→ **SOURCE RECORDS**:
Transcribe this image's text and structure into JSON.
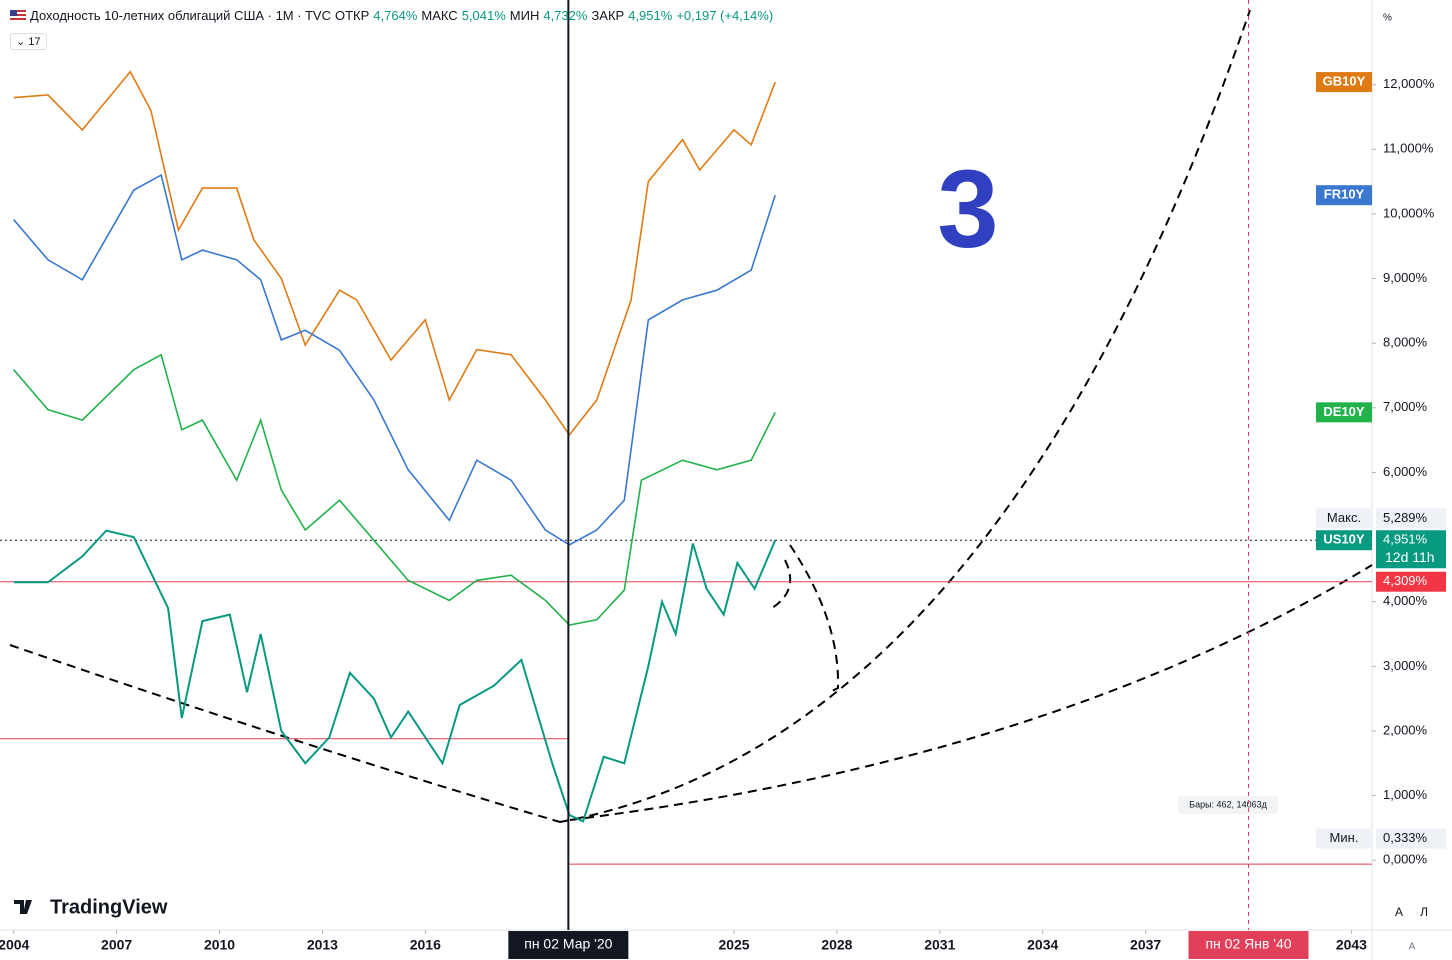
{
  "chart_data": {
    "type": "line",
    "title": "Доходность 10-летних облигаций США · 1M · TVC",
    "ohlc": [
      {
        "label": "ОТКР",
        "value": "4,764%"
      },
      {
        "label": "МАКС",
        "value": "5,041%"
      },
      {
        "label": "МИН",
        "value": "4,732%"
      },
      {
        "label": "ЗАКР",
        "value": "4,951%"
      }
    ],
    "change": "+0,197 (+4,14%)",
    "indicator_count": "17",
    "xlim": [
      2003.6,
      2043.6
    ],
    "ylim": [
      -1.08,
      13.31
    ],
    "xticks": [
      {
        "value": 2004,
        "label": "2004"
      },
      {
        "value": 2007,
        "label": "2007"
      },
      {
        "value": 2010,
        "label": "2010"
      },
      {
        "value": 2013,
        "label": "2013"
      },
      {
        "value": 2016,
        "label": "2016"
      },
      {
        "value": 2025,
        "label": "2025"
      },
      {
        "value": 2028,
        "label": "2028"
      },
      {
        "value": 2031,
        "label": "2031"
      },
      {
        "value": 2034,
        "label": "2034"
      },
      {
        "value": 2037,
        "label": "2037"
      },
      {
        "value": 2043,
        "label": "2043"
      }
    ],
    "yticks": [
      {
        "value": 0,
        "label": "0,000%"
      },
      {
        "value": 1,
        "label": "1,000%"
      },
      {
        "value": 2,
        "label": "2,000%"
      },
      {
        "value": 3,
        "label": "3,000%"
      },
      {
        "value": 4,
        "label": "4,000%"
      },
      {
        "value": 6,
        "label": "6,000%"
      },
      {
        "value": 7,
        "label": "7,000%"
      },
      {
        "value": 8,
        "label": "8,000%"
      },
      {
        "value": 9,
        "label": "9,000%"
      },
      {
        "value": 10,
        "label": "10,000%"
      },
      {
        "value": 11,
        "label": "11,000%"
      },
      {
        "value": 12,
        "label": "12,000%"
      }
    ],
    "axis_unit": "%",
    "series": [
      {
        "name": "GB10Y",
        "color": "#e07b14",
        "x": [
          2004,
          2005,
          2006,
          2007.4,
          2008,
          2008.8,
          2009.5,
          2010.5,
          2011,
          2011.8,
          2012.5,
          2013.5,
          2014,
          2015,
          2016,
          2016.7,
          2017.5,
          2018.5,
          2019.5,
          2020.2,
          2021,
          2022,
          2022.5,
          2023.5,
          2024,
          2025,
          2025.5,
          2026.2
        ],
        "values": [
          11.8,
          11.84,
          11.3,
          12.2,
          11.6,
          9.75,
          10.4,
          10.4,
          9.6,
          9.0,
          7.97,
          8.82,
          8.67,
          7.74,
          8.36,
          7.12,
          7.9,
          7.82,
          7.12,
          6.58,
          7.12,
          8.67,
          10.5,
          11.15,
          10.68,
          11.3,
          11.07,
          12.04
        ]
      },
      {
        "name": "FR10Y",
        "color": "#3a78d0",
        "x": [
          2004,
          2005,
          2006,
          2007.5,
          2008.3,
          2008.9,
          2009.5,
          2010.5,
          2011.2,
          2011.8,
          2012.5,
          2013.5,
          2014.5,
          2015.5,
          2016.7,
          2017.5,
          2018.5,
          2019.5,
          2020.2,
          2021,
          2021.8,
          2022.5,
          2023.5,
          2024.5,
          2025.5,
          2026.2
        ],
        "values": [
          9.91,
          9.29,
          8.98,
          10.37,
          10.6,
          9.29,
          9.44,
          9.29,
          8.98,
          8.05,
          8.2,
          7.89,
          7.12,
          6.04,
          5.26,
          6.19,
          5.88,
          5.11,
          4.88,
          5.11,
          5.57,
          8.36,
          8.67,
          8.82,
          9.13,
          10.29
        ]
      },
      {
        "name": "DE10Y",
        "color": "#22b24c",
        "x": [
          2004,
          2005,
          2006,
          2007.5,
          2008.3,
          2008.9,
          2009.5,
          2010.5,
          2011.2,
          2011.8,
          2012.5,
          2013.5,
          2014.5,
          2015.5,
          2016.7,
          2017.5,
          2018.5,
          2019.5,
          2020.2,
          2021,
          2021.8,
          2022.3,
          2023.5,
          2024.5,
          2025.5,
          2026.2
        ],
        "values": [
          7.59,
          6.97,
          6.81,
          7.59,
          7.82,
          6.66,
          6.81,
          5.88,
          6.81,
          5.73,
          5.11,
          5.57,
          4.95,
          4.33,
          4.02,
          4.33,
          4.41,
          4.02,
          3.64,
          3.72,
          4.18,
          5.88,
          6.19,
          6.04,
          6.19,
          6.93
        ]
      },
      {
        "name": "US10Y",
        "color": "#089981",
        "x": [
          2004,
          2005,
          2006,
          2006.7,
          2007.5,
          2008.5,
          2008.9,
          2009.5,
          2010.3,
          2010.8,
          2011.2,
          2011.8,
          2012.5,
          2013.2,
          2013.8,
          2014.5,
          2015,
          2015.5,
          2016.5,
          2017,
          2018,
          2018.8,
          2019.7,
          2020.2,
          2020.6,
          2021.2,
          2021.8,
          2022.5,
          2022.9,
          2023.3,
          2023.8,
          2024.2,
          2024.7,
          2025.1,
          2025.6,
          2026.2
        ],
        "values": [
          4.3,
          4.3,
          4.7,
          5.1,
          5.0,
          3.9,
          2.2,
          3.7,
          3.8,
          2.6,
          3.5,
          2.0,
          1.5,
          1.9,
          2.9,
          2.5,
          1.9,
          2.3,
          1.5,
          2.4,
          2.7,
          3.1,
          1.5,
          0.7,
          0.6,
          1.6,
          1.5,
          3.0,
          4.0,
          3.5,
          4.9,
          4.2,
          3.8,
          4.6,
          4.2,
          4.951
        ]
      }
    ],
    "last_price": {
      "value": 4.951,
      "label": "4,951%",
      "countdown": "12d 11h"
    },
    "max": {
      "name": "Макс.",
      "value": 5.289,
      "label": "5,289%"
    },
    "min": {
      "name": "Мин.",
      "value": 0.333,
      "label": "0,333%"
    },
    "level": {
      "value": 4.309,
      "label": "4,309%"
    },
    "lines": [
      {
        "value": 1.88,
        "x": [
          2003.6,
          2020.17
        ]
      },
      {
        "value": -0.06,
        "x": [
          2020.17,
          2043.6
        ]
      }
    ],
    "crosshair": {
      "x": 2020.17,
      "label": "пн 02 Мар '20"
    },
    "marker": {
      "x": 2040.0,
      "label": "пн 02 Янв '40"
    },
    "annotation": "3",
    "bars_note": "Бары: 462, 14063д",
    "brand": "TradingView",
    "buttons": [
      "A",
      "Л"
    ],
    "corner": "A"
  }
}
==
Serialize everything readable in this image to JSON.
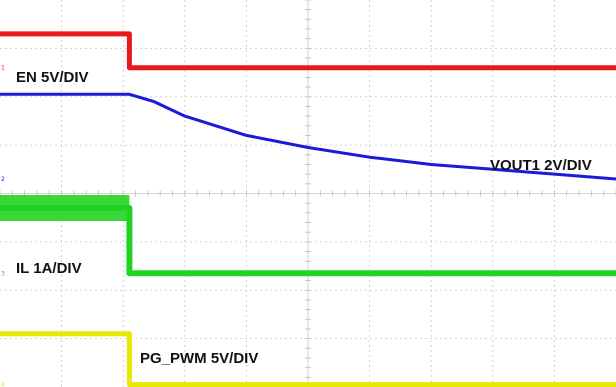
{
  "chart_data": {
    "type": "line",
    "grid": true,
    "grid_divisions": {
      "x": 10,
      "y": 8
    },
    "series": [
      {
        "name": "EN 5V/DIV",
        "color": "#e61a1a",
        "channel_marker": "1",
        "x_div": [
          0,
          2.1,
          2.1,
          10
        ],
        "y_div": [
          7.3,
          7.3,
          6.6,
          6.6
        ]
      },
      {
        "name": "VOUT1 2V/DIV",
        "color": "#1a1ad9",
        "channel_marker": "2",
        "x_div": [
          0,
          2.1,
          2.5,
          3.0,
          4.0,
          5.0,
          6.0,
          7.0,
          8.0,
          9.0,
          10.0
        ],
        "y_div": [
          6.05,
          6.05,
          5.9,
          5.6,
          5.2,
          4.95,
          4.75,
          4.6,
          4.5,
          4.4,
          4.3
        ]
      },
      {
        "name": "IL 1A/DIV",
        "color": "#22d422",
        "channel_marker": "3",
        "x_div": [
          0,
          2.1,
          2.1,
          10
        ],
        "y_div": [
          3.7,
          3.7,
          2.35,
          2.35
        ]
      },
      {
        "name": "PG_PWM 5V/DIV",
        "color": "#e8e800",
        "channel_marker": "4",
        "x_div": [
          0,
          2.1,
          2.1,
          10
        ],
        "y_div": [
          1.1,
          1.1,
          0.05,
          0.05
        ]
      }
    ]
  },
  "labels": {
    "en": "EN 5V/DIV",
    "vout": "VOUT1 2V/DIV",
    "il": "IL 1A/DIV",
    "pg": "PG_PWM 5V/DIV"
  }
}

→ **TO DO**: Copy every line in the entries above that has the string "color" in it.

→ **EXPECTED OUTPUT**:
        "color": "#e07b14",
        "color": "#3a78d0",
        "color": "#22b24c",
        "color": "#089981",
        "color": "#e61a1a",
        "color": "#1a1ad9",
        "color": "#22d422",
        "color": "#e8e800",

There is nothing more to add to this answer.